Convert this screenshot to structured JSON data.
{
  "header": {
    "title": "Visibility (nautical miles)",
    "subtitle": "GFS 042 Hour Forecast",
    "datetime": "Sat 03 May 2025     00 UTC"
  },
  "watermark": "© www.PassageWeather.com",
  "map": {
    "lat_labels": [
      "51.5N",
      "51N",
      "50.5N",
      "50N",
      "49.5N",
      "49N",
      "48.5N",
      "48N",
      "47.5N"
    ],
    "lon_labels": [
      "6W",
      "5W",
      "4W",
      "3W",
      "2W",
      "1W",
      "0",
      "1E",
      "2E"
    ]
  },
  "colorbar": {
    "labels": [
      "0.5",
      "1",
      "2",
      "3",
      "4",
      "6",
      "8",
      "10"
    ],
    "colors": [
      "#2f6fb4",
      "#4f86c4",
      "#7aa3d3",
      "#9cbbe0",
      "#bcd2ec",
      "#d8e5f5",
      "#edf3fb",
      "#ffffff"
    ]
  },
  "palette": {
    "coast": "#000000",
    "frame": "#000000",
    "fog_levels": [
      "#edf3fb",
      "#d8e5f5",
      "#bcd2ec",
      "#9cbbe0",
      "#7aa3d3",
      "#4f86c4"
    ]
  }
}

_ _ _ _

Repeat the material above in full, exactly as it stands.

_Result_
Convert this screenshot to structured JSON data.
{
  "header": {
    "title": "Visibility (nautical miles)",
    "subtitle": "GFS 042 Hour Forecast",
    "datetime": "Sat 03 May 2025     00 UTC"
  },
  "watermark": "© www.PassageWeather.com",
  "map": {
    "lat_labels": [
      "51.5N",
      "51N",
      "50.5N",
      "50N",
      "49.5N",
      "49N",
      "48.5N",
      "48N",
      "47.5N"
    ],
    "lon_labels": [
      "6W",
      "5W",
      "4W",
      "3W",
      "2W",
      "1W",
      "0",
      "1E",
      "2E"
    ]
  },
  "colorbar": {
    "labels": [
      "0.5",
      "1",
      "2",
      "3",
      "4",
      "6",
      "8",
      "10"
    ],
    "colors": [
      "#2f6fb4",
      "#4f86c4",
      "#7aa3d3",
      "#9cbbe0",
      "#bcd2ec",
      "#d8e5f5",
      "#edf3fb",
      "#ffffff"
    ]
  },
  "palette": {
    "coast": "#000000",
    "frame": "#000000",
    "fog_levels": [
      "#edf3fb",
      "#d8e5f5",
      "#bcd2ec",
      "#9cbbe0",
      "#7aa3d3",
      "#4f86c4"
    ]
  }
}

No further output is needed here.